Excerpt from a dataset
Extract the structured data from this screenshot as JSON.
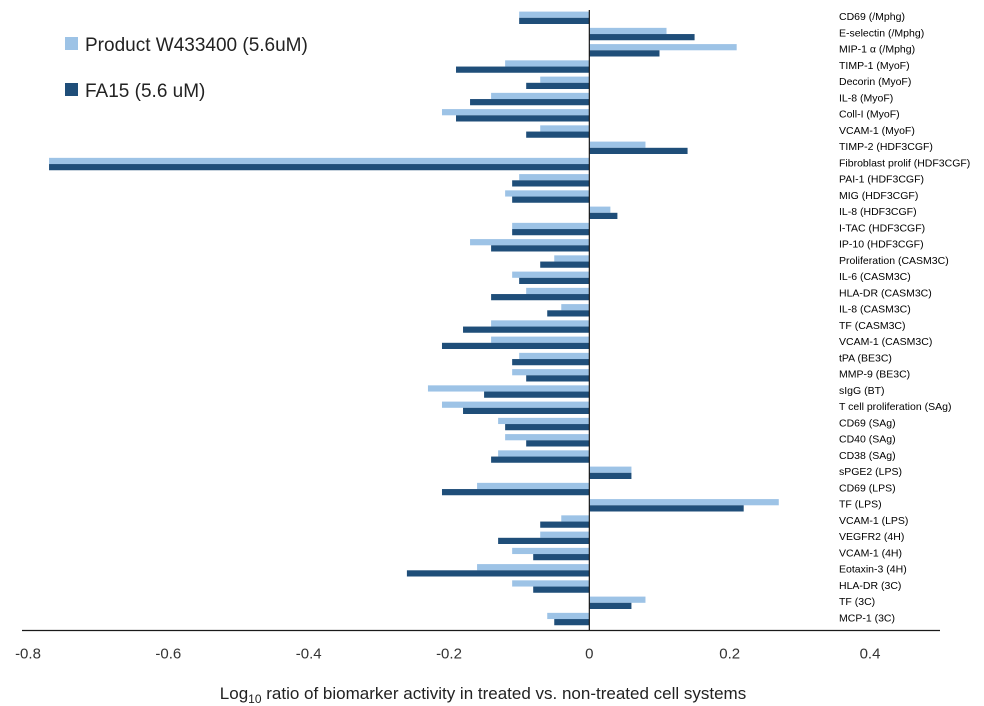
{
  "chart_data": {
    "type": "bar",
    "orientation": "horizontal",
    "xlabel_prefix": "Log",
    "xlabel_sub": "10",
    "xlabel_rest": " ratio of biomarker activity in treated vs. non-treated cell systems",
    "xlim": [
      -0.8,
      0.4
    ],
    "xticks": [
      "-0.8",
      "-0.6",
      "-0.4",
      "-0.2",
      "0",
      "0.2",
      "0.4"
    ],
    "grid": false,
    "legend_position": "top-left",
    "categories": [
      "CD69 (/Mphg)",
      "E-selectin (/Mphg)",
      "MIP-1 α (/Mphg)",
      "TIMP-1 (MyoF)",
      "Decorin (MyoF)",
      "IL-8 (MyoF)",
      "Coll-I (MyoF)",
      "VCAM-1 (MyoF)",
      "TIMP-2 (HDF3CGF)",
      "Fibroblast prolif (HDF3CGF)",
      "PAI-1 (HDF3CGF)",
      "MIG (HDF3CGF)",
      "IL-8 (HDF3CGF)",
      "I-TAC (HDF3CGF)",
      "IP-10 (HDF3CGF)",
      "Proliferation (CASM3C)",
      "IL-6 (CASM3C)",
      "HLA-DR (CASM3C)",
      "IL-8 (CASM3C)",
      "TF (CASM3C)",
      "VCAM-1 (CASM3C)",
      "tPA (BE3C)",
      "MMP-9 (BE3C)",
      "sIgG (BT)",
      "T cell proliferation (SAg)",
      "CD69 (SAg)",
      "CD40 (SAg)",
      "CD38 (SAg)",
      "sPGE2 (LPS)",
      "CD69 (LPS)",
      "TF (LPS)",
      "VCAM-1 (LPS)",
      "VEGFR2 (4H)",
      "VCAM-1 (4H)",
      "Eotaxin-3 (4H)",
      "HLA-DR (3C)",
      "TF (3C)",
      "MCP-1 (3C)"
    ],
    "series": [
      {
        "name": "Product W433400 (5.6uM)",
        "color": "#9dc3e6",
        "values": [
          -0.1,
          0.11,
          0.21,
          -0.12,
          -0.07,
          -0.14,
          -0.21,
          -0.07,
          0.08,
          -0.77,
          -0.1,
          -0.12,
          0.03,
          -0.11,
          -0.17,
          -0.05,
          -0.11,
          -0.09,
          -0.04,
          -0.14,
          -0.14,
          -0.1,
          -0.11,
          -0.23,
          -0.21,
          -0.13,
          -0.12,
          -0.13,
          0.06,
          -0.16,
          0.27,
          -0.04,
          -0.07,
          -0.11,
          -0.16,
          -0.11,
          0.08,
          -0.06
        ]
      },
      {
        "name": "FA15 (5.6 uM)",
        "color": "#1f4e79",
        "values": [
          -0.1,
          0.15,
          0.1,
          -0.19,
          -0.09,
          -0.17,
          -0.19,
          -0.09,
          0.14,
          -0.77,
          -0.11,
          -0.11,
          0.04,
          -0.11,
          -0.14,
          -0.07,
          -0.1,
          -0.14,
          -0.06,
          -0.18,
          -0.21,
          -0.11,
          -0.09,
          -0.15,
          -0.18,
          -0.12,
          -0.09,
          -0.14,
          0.06,
          -0.21,
          0.22,
          -0.07,
          -0.13,
          -0.08,
          -0.26,
          -0.08,
          0.06,
          -0.05
        ]
      }
    ]
  }
}
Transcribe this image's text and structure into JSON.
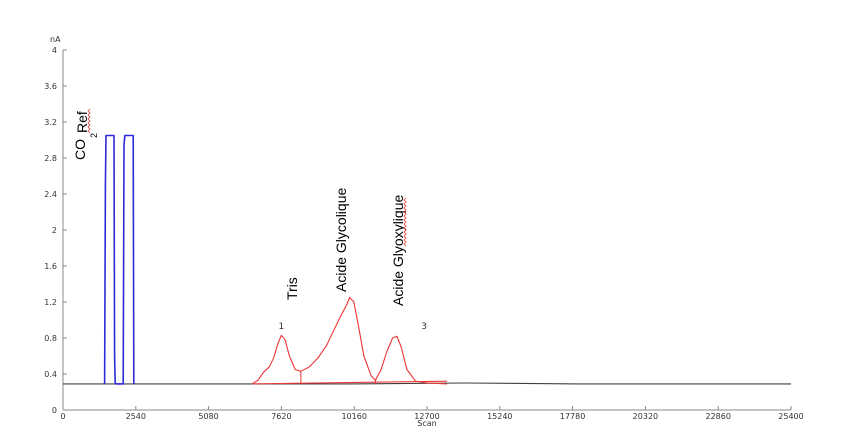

_Exercise instructions:_ Read through the data and copy every line where "name" shows up.

_Task answer:_
        "name": "Product W433400 (5.6uM)",
        "name": "FA15 (5.6 uM)",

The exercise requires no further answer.